**GOAL OF THE EXERCISE:** Look through the listing and locate every line containing the word "source"; copy those lines.

**Excerpts from a figure dataset:**
--*--

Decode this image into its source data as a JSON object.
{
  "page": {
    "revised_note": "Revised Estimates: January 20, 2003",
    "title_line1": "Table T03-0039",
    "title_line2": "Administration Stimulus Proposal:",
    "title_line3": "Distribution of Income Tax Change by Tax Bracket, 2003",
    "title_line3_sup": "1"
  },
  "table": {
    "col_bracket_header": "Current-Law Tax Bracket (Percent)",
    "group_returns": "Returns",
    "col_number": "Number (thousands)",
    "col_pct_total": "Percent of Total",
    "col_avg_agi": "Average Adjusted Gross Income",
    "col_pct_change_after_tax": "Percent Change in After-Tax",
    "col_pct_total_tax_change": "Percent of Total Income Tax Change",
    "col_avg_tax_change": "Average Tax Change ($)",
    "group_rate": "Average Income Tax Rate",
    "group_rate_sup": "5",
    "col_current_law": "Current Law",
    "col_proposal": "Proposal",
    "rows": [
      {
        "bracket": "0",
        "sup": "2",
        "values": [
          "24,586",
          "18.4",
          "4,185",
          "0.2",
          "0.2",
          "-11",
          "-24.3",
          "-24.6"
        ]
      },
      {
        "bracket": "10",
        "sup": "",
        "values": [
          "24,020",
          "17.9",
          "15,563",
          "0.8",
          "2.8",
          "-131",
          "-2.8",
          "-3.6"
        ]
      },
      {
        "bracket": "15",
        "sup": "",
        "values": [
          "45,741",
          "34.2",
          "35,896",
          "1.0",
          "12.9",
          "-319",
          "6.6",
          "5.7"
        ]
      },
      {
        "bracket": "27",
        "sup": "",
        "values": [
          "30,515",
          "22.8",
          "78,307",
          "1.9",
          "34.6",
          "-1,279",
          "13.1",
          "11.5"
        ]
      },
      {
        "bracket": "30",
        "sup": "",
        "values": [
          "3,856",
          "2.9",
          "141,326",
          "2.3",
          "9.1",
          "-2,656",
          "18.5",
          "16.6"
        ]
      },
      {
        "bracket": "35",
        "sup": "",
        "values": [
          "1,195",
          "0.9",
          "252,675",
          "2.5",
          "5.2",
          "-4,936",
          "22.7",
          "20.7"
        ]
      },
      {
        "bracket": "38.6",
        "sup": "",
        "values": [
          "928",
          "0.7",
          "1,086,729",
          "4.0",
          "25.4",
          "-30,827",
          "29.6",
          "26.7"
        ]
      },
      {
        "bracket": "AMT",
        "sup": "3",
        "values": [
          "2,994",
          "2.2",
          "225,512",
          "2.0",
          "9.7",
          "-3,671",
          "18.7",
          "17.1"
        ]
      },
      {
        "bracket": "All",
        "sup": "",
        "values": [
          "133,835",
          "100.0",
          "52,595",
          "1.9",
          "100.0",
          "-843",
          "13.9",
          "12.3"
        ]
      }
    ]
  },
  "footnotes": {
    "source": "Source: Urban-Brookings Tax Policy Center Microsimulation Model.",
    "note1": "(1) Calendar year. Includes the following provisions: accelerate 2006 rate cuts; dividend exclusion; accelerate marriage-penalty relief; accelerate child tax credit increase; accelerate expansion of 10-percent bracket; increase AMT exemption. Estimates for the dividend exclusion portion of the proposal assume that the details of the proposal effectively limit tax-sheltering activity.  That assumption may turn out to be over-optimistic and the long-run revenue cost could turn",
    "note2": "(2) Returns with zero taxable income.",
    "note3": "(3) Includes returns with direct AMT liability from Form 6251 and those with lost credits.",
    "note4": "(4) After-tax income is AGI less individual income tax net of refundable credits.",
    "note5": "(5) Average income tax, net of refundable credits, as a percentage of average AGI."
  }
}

--*--

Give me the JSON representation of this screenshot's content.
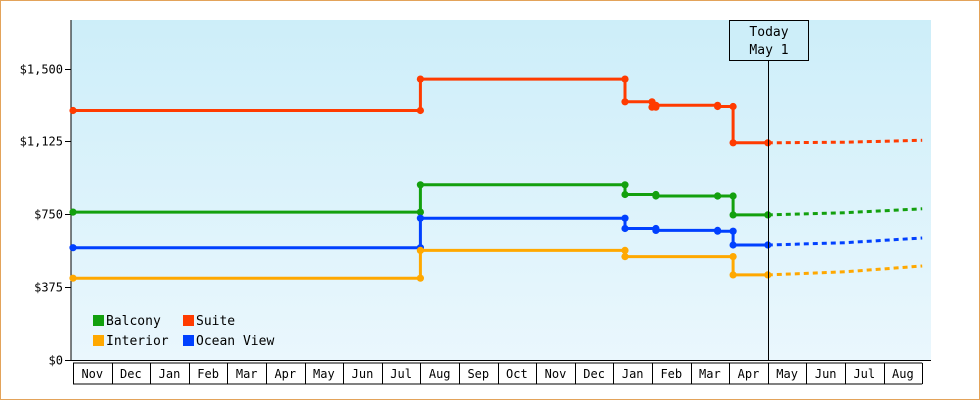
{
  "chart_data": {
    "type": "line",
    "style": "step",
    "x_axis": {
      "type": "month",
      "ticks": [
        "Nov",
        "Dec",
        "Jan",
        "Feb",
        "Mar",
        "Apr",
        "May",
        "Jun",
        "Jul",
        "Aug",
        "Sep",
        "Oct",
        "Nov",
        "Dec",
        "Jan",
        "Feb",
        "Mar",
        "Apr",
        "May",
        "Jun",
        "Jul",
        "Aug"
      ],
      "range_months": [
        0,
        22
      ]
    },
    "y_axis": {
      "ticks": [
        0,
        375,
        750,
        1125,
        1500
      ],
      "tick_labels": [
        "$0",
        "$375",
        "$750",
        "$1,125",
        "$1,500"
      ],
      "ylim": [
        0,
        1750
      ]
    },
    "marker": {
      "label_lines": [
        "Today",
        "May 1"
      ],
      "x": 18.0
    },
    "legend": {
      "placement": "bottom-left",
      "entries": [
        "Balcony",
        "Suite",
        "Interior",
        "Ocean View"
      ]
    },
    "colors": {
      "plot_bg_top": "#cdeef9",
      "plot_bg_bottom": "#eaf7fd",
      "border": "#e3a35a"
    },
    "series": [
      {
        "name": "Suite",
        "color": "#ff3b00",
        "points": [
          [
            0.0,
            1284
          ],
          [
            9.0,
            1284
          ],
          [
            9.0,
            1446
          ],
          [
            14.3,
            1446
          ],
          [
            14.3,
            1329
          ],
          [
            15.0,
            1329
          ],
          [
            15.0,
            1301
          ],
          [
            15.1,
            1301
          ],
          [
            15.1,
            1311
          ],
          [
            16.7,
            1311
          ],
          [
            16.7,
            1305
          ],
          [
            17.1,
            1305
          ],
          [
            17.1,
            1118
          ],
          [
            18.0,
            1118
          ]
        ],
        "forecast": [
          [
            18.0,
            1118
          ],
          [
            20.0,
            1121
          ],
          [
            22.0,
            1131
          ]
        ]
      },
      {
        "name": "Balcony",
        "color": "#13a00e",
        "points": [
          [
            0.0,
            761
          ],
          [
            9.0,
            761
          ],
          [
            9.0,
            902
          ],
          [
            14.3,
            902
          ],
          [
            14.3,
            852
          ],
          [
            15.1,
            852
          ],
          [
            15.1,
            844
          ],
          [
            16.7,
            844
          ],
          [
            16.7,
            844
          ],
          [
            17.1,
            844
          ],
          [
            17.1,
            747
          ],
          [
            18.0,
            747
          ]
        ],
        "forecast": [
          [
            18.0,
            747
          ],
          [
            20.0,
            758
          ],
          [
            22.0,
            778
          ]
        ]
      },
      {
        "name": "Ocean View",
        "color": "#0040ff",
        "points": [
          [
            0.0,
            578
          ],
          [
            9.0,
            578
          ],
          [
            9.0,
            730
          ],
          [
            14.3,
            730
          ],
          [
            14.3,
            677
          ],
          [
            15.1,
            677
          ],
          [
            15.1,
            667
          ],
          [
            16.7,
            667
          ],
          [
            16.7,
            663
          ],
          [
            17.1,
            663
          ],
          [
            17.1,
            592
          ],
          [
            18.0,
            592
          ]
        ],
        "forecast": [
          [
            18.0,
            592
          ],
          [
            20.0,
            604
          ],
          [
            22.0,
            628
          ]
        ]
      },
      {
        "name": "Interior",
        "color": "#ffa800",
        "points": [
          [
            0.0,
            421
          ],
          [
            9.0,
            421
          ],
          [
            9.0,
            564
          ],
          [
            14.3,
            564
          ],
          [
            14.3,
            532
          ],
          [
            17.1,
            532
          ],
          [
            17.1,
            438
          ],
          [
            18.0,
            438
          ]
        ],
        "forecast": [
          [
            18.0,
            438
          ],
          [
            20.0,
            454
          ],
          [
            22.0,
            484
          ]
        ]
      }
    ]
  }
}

--*--

**TASK RESPONSE:**
Decode this image into its source data as a JSON object.
    "source": "Source: Urban-Brookings Tax Policy Center Microsimulation Model.",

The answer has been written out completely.